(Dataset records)
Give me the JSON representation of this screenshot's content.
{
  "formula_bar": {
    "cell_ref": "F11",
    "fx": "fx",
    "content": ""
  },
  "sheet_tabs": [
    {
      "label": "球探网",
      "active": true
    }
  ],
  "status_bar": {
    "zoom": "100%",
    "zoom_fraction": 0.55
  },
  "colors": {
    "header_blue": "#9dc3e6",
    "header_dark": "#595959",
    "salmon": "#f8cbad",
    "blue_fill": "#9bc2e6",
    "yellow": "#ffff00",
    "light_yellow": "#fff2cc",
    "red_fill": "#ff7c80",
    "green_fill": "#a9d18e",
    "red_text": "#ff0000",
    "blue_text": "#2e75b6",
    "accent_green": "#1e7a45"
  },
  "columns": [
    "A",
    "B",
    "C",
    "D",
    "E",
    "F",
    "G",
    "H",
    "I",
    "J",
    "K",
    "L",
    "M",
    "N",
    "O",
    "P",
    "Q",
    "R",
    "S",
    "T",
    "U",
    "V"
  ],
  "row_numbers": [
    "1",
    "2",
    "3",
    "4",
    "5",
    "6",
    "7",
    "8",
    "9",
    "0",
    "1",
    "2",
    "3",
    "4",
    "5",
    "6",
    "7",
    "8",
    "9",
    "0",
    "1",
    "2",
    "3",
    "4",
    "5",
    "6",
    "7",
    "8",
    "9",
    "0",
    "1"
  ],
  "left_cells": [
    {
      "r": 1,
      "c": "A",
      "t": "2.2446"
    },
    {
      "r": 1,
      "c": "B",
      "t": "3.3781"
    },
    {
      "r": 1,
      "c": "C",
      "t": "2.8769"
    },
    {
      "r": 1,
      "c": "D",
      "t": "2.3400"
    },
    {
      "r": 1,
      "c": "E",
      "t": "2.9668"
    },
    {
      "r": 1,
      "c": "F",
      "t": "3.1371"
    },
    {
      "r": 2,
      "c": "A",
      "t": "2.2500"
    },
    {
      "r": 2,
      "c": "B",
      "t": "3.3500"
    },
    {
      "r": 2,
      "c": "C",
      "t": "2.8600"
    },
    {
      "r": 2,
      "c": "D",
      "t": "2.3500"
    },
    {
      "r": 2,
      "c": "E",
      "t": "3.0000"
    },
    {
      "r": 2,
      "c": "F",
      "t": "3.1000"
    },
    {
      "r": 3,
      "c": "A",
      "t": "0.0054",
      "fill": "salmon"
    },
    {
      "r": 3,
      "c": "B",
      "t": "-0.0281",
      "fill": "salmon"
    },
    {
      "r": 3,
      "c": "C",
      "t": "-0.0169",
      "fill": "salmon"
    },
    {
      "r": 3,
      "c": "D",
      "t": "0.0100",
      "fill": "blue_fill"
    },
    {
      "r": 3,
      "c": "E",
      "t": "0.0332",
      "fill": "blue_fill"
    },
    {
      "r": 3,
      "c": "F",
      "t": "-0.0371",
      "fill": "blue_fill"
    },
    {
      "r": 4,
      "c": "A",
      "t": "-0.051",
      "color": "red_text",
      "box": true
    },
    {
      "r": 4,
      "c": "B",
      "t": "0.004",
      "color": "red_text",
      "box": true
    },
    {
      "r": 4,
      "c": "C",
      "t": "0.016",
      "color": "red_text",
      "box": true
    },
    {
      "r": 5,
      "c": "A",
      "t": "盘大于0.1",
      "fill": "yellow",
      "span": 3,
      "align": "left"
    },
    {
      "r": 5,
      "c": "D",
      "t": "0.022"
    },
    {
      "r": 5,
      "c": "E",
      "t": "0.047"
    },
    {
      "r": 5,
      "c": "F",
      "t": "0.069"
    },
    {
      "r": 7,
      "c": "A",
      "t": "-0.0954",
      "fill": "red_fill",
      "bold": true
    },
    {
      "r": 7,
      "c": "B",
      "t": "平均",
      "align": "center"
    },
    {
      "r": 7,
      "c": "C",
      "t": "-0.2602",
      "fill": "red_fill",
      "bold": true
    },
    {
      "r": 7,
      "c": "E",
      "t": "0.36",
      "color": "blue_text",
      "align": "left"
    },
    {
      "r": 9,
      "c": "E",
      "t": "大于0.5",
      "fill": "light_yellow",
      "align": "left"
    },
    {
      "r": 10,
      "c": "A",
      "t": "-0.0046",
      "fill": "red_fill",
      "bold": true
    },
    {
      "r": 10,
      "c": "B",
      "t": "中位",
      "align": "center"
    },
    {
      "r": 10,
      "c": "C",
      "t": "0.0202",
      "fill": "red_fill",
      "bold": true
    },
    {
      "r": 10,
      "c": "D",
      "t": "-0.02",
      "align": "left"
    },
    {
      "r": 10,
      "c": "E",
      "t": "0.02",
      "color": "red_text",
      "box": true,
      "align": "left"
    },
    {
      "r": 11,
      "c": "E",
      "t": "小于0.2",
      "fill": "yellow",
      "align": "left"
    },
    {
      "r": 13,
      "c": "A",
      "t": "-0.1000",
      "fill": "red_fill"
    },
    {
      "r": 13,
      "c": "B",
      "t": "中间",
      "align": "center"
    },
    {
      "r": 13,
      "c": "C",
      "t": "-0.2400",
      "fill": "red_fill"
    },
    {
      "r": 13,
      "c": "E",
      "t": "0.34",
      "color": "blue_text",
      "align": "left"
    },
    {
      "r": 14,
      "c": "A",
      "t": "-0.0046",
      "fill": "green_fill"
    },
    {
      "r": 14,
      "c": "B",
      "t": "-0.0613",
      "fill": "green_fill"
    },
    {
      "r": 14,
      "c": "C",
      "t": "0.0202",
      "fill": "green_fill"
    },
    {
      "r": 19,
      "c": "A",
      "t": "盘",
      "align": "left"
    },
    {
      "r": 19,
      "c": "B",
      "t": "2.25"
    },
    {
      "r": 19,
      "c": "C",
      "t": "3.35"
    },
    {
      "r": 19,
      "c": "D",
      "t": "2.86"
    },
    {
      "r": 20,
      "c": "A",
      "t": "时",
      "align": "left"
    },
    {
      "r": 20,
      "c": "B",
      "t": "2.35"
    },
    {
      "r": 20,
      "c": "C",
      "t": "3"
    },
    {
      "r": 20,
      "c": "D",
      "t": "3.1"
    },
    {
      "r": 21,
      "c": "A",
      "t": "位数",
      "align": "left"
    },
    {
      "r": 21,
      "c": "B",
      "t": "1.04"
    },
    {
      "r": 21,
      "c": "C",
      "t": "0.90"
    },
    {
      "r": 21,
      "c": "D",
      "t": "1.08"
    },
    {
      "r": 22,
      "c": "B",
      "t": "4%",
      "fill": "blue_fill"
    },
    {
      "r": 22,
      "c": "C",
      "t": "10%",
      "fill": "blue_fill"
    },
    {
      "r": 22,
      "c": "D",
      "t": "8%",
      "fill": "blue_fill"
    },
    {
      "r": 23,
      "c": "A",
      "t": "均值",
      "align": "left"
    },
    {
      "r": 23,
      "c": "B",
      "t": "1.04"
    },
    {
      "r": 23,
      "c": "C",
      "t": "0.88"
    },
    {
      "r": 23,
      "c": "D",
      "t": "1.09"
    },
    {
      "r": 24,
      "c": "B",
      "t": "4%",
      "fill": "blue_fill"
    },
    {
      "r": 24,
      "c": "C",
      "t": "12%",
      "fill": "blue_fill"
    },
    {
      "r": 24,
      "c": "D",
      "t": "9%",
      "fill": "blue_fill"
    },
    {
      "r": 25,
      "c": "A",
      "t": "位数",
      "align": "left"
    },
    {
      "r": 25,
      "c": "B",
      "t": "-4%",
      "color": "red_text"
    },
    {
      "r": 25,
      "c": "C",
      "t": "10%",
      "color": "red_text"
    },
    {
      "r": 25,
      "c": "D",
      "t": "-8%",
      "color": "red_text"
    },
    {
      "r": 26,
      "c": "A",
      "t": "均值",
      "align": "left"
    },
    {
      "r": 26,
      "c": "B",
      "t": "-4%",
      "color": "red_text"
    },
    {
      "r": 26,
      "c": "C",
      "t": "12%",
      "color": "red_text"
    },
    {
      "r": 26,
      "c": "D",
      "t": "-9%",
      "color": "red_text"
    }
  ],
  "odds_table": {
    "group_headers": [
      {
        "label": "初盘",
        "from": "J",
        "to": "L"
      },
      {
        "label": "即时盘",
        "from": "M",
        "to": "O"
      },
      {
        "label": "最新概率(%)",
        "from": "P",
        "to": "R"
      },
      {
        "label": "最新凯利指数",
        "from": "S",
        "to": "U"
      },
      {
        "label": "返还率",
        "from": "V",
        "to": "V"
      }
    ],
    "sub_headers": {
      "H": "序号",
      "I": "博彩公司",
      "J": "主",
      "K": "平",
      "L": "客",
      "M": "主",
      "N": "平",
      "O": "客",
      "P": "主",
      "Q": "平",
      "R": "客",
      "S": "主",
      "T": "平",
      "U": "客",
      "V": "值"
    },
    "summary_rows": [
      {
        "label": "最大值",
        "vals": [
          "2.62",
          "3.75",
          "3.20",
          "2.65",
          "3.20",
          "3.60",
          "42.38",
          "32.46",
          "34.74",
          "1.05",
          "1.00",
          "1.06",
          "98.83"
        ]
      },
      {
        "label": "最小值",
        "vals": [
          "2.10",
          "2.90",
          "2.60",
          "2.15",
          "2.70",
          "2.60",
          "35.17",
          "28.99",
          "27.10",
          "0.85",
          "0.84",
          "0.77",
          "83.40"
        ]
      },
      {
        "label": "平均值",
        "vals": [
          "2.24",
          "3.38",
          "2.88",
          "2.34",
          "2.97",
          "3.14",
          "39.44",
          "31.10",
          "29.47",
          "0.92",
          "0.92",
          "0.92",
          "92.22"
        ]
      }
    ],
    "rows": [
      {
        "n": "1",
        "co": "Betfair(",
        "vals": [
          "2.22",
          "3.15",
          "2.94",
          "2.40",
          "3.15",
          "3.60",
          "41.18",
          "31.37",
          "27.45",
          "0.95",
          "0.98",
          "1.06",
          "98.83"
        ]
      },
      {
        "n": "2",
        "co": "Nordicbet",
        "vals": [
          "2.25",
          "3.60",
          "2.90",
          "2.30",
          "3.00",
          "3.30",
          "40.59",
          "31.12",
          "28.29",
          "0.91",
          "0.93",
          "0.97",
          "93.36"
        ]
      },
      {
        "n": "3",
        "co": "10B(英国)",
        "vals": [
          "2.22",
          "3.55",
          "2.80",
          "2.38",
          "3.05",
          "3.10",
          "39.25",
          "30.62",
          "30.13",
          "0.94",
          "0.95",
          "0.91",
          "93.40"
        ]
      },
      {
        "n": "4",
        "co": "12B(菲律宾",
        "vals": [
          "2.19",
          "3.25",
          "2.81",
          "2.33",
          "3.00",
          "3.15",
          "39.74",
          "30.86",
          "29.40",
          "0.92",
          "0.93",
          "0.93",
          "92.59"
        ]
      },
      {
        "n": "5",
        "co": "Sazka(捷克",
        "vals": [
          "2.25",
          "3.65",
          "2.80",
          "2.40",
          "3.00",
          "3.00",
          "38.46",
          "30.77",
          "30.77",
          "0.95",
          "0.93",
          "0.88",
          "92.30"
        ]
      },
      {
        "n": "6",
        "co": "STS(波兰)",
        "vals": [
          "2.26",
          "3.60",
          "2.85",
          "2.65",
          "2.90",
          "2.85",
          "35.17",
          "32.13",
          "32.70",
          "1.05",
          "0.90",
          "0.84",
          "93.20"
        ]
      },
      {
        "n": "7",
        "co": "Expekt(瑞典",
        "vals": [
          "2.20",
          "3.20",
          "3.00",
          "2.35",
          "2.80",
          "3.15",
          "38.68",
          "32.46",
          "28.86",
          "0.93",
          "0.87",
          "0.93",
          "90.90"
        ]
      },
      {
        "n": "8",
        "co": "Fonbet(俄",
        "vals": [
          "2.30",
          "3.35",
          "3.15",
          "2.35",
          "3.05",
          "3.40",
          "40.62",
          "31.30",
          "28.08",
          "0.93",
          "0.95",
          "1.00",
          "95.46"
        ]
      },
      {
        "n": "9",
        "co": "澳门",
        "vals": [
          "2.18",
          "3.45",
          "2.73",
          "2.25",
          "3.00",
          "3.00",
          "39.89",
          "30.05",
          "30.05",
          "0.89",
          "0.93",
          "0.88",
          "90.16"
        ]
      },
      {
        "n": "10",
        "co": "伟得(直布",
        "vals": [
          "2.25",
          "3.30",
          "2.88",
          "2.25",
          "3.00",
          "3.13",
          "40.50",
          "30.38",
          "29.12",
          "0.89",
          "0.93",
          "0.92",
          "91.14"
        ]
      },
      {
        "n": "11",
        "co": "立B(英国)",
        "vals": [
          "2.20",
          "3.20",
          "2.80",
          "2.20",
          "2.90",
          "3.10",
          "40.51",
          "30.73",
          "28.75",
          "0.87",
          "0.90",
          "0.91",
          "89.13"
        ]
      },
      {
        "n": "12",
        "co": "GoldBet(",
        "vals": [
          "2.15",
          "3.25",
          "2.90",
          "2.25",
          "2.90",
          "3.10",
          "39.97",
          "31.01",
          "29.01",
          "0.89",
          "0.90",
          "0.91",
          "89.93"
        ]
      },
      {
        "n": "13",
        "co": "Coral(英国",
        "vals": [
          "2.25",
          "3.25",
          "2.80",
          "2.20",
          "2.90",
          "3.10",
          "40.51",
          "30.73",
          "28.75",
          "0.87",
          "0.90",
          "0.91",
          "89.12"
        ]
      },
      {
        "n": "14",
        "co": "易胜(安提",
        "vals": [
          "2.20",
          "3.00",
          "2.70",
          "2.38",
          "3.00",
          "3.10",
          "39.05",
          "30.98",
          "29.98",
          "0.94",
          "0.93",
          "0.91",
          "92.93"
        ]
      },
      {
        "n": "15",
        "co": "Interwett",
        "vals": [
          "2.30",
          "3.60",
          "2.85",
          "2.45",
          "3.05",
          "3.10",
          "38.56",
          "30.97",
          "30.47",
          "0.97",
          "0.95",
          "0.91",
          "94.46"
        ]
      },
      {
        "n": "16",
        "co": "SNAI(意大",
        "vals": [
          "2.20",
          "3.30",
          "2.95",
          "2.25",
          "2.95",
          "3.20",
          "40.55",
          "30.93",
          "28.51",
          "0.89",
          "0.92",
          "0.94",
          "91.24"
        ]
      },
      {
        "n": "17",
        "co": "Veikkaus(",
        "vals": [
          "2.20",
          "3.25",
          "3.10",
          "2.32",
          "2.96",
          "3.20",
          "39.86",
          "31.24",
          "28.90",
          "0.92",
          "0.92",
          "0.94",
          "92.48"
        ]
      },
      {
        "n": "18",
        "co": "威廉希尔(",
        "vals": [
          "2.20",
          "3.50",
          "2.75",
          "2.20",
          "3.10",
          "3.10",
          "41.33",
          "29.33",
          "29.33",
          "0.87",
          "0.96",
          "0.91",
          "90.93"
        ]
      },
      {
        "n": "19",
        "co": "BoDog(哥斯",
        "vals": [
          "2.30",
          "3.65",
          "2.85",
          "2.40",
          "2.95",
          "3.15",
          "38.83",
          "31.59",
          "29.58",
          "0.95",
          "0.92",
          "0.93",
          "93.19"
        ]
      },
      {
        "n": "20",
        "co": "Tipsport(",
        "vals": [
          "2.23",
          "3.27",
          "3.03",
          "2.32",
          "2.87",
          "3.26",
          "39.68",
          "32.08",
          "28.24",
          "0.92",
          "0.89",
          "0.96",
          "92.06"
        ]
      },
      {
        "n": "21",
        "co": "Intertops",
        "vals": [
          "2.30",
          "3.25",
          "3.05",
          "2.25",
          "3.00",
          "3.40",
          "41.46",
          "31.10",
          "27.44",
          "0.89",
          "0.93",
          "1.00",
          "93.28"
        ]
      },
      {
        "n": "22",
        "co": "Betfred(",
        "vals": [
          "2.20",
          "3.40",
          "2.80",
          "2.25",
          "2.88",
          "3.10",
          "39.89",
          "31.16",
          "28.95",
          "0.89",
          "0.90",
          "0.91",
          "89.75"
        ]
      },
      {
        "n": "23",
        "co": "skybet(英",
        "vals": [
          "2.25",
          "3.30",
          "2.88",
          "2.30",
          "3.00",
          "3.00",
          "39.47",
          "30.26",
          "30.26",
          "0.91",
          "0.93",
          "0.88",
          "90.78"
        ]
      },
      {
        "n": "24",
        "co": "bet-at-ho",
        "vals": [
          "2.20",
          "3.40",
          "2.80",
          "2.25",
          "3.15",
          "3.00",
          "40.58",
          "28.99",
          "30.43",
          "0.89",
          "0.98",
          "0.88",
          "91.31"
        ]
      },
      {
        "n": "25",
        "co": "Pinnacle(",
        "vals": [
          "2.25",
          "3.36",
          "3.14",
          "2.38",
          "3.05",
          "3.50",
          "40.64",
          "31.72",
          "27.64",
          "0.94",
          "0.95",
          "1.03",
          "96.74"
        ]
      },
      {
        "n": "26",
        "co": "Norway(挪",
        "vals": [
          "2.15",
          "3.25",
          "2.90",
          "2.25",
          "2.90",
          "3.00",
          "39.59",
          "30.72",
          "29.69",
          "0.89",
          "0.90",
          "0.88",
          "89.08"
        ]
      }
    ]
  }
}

Instructions to follow:
Look over the material above and show each line where "label" appears.

Result of this exercise:
      "label": "球探网",
        "label": "初盘",
        "label": "即时盘",
        "label": "最新概率(%)",
        "label": "最新凯利指数",
        "label": "返还率",
        "label": "最大值",
        "label": "最小值",
        "label": "平均值",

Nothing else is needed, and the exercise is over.